## Using the information
a - List the factors that the employment-law excerpt below gives as relevant to whether a joint employment relationship exists.
b - According to the employment-law excerpt below, what minimum number of employees must an employer have to be subject to the ADEA?
c - Reproduce word for word the part of the employment-law excerpt below starting at "Nor was Fann" and ending at "Id. at 1275-76.".

## Text

To be subject to Title VII or the ADEA, an employer must generally have the statutorily-required minimum number of employees. See 42 U.S.C. § 2000e(b) (minimum of fifteen employees for Title VII); 29 U.S.C. § 630(b) (minimum of twenty employees for the ADEA); see also Anderson v. Pac. Mar. Ass'n, 336 F.3d 924, 928-29 (9th Cir. 2003). However, a claim is not necessarily cognizable merely because the defendant meets the statutory definition of "employer". Id. at 929. There must also be some employment connection between the plaintiff and the employer-defendant. See Lutcher v. Musicians Union Local 47, 633 F.2d 880, 883 (9th Cir. 1980). That connection may be direct, as where the defendant solely or jointly employed the plaintiff at the time the conduct occurred, or indirect, as where the defendant's conduct interfered with the plaintiff's employment opportunities with another employer. See id. at 883 n. 3 (briefly mentioning interference with plaintiff's employment opportunities with another employer); see also EEOC v. Pac. Mar. Ass'n, 351 F.3d 1270, 1274 (9th Cir. 2003) (discussing both interference with plaintiff's employment opportunities and joint employment).

Here Fann could not have been Moore-White's sole employer because the undisputed facts very clearly indicate that Moore-White was employed by Mactec at all times relevant to this action. Mactec hired her in June 2007, at which point she was required to complete new-hire paperwork and attend an orientation. Mactec assigned her to the Big Lake project and paid her compensation and employment benefits throughout the project.

Nor was Fann a joint employer of Moore-White along with Mactec. Whether a joint employment relationship exists depends on the "economic realities" of a given relationship. Id. at 1275. Relevant factors include but are not limited to: (1) the defendant's right to hire, fire, or discipline the plaintiff, (2) the defendant's control over the plaintiff's pay rate, (3) the degree of control over the manner in which the plaintiff's work is to be performed, (4) the permanence of the working relationship, and (5) whether the service rendered is an integral part of the defendant's business. Id. at 1275-76.

## Provided records
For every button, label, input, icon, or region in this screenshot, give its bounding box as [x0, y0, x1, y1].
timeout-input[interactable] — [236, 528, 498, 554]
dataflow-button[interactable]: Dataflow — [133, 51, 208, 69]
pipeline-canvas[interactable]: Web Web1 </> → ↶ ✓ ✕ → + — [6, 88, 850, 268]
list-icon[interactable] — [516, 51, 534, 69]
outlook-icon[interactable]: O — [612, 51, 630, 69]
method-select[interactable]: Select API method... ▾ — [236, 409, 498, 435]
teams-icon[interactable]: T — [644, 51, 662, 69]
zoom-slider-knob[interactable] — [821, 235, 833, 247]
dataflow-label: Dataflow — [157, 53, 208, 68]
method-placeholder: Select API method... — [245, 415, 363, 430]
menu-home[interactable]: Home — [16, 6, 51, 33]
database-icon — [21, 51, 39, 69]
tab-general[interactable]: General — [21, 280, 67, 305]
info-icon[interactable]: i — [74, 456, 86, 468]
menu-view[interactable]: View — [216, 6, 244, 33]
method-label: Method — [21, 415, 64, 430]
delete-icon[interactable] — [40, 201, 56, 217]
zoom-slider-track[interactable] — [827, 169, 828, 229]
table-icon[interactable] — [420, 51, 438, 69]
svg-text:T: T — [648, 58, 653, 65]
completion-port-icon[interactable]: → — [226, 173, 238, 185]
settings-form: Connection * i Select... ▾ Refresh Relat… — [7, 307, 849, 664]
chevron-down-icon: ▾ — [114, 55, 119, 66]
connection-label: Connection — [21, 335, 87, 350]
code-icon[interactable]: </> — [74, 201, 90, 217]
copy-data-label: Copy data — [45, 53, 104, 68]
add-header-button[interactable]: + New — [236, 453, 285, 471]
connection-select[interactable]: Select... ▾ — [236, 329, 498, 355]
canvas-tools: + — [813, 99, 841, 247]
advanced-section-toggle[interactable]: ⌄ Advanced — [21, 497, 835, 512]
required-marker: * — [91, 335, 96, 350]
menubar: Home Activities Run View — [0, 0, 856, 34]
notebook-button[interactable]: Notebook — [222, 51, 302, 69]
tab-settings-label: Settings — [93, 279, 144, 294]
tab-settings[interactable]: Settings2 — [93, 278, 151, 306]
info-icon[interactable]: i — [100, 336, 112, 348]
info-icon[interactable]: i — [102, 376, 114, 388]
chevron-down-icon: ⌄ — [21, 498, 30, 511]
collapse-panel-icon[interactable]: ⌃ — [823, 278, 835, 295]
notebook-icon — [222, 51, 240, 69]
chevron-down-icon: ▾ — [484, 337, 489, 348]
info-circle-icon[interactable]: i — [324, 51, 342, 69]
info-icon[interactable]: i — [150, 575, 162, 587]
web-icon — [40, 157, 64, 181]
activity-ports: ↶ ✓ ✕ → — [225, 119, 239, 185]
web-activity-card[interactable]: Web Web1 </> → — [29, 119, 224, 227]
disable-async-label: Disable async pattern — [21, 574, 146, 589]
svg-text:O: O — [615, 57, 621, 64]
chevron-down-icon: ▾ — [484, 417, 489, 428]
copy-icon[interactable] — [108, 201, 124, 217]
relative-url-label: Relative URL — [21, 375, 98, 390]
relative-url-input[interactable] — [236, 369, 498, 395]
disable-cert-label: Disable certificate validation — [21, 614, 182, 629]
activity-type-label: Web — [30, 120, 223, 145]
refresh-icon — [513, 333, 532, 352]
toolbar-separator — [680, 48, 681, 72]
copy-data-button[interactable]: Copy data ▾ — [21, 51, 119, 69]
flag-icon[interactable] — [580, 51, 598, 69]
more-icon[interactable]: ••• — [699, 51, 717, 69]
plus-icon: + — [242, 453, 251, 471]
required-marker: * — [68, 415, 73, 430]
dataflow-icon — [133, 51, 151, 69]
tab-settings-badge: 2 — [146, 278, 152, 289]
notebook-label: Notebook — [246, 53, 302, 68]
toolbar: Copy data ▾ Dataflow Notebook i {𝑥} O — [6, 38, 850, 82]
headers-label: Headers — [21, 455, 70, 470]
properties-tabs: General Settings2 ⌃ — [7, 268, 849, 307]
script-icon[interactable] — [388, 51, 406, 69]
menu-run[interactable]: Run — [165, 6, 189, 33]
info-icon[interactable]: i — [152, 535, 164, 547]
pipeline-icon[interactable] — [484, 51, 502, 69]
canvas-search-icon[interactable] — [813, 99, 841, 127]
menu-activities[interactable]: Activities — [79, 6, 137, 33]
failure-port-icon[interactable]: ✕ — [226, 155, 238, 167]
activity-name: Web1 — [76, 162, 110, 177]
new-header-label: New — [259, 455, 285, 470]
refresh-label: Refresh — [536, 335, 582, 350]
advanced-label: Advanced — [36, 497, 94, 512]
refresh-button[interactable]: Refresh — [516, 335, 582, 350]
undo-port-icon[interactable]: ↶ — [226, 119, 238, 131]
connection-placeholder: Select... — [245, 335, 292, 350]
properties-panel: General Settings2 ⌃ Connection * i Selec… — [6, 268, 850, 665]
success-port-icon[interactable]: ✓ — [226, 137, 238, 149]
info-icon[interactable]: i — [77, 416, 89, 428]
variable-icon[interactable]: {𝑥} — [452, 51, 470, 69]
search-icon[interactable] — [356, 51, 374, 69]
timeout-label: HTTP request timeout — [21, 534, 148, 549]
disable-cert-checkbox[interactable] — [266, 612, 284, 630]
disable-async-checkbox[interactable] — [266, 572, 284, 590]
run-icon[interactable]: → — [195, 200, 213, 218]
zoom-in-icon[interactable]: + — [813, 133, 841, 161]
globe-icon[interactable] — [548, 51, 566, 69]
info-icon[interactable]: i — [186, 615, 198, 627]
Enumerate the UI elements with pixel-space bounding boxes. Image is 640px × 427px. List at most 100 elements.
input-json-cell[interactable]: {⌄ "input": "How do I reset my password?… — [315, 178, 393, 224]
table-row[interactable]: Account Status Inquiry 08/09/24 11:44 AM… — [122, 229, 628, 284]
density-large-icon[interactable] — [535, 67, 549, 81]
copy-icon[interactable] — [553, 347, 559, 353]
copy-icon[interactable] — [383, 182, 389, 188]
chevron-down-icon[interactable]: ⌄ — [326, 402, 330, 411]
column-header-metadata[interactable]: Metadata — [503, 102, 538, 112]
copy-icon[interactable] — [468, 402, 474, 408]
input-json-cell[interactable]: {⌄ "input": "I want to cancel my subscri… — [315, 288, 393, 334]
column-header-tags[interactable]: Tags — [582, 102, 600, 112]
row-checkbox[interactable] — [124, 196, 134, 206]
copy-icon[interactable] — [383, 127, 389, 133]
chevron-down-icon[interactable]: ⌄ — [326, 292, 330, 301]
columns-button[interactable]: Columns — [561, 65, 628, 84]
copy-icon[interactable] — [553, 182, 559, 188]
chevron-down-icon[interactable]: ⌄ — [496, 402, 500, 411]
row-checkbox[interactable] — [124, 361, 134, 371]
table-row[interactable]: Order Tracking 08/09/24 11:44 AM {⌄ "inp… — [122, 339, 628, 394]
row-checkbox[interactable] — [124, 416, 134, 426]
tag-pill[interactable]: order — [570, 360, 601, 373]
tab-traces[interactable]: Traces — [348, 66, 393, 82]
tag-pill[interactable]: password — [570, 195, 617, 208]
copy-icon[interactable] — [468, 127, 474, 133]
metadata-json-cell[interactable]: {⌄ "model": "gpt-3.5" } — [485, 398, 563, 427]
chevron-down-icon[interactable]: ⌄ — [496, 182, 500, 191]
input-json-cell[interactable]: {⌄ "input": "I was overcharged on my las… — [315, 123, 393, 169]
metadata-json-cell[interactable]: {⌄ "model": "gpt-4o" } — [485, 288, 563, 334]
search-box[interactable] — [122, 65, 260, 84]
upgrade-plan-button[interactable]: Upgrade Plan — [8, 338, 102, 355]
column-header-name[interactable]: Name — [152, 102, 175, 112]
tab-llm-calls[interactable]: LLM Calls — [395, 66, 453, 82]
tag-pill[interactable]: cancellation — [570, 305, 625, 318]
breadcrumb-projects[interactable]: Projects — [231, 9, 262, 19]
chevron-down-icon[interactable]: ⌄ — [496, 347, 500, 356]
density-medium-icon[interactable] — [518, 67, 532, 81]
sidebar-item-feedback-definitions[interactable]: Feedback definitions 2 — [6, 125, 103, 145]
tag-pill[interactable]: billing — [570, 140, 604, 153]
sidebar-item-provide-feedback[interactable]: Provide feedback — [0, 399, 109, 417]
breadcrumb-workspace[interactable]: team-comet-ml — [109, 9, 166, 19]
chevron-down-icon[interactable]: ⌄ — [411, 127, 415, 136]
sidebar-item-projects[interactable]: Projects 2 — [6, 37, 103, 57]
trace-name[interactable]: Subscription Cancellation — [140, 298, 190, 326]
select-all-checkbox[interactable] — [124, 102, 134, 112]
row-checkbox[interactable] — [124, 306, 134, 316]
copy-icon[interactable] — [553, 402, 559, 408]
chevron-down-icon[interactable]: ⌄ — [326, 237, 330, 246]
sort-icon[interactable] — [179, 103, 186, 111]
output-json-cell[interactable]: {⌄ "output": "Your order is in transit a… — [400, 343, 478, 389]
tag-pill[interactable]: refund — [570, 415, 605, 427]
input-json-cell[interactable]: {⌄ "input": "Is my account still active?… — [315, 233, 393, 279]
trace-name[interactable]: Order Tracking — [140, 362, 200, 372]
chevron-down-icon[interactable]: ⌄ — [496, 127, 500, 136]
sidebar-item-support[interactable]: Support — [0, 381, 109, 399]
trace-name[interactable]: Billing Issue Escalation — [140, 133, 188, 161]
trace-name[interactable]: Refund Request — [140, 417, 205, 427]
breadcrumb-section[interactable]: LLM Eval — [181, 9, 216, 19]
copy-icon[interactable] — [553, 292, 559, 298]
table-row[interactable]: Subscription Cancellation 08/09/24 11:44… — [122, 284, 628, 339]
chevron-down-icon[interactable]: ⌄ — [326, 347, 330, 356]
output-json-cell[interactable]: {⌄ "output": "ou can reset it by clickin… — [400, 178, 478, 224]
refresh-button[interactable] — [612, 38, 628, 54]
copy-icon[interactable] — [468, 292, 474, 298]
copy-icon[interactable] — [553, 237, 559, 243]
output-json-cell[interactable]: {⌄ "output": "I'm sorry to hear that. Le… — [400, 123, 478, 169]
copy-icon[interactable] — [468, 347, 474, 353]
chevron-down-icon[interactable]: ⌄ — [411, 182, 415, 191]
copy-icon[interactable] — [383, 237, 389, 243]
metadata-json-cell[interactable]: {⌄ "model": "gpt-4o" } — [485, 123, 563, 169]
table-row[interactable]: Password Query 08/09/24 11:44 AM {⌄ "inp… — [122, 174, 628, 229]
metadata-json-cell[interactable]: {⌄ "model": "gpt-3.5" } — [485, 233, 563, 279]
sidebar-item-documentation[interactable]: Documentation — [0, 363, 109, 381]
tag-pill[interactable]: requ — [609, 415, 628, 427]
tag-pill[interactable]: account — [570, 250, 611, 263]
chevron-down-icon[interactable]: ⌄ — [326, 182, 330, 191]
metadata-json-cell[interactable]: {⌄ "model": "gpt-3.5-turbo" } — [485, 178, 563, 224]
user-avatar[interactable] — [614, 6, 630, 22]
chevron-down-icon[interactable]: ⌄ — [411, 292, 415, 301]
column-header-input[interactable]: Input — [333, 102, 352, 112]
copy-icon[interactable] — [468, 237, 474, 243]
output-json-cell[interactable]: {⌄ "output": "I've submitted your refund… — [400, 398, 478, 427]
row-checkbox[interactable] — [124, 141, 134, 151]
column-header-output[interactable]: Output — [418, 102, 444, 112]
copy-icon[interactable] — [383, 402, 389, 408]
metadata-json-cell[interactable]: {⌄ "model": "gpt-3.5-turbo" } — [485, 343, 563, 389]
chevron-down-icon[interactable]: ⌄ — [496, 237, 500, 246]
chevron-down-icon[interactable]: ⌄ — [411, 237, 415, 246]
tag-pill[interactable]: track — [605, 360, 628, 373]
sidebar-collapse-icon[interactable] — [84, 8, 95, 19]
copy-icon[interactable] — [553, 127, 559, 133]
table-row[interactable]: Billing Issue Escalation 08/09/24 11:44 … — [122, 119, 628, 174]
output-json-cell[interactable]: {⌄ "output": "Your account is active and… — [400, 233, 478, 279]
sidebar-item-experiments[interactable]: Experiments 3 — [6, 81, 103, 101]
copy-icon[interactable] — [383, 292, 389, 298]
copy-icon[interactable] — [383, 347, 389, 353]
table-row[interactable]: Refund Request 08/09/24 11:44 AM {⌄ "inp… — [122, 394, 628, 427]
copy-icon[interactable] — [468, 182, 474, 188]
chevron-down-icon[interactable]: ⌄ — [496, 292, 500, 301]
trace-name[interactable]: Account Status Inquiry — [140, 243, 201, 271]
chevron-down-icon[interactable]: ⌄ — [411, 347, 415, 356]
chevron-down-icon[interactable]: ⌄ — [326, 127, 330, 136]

## Responses
a -
1. The defendant's right to hire, fire, or discipline the plaintiff
2. The defendant's control over the plaintiff's pay rate
3. The degree of control over the manner in which the plaintiff's work is to be performed
4. The permanence of the working relationship
5. Whether the service rendered is an integral part of the defendant's business

b - Twenty employees.

c -
Nor was Fann a joint employer of Moore-White along with Mactec. Whether a joint employment relationship exists depends on the "economic realities" of a given relationship. Id. at 1275. Relevant factors include but are not limited to: (1) the defendant's right to hire, fire, or discipline the plaintiff, (2) the defendant's control over the plaintiff's pay rate, (3) the degree of control over the manner in which the plaintiff's work is to be performed, (4) the permanence of the working relationship, and (5) whether the service rendered is an integral part of the defendant's business. Id. at 1275-76.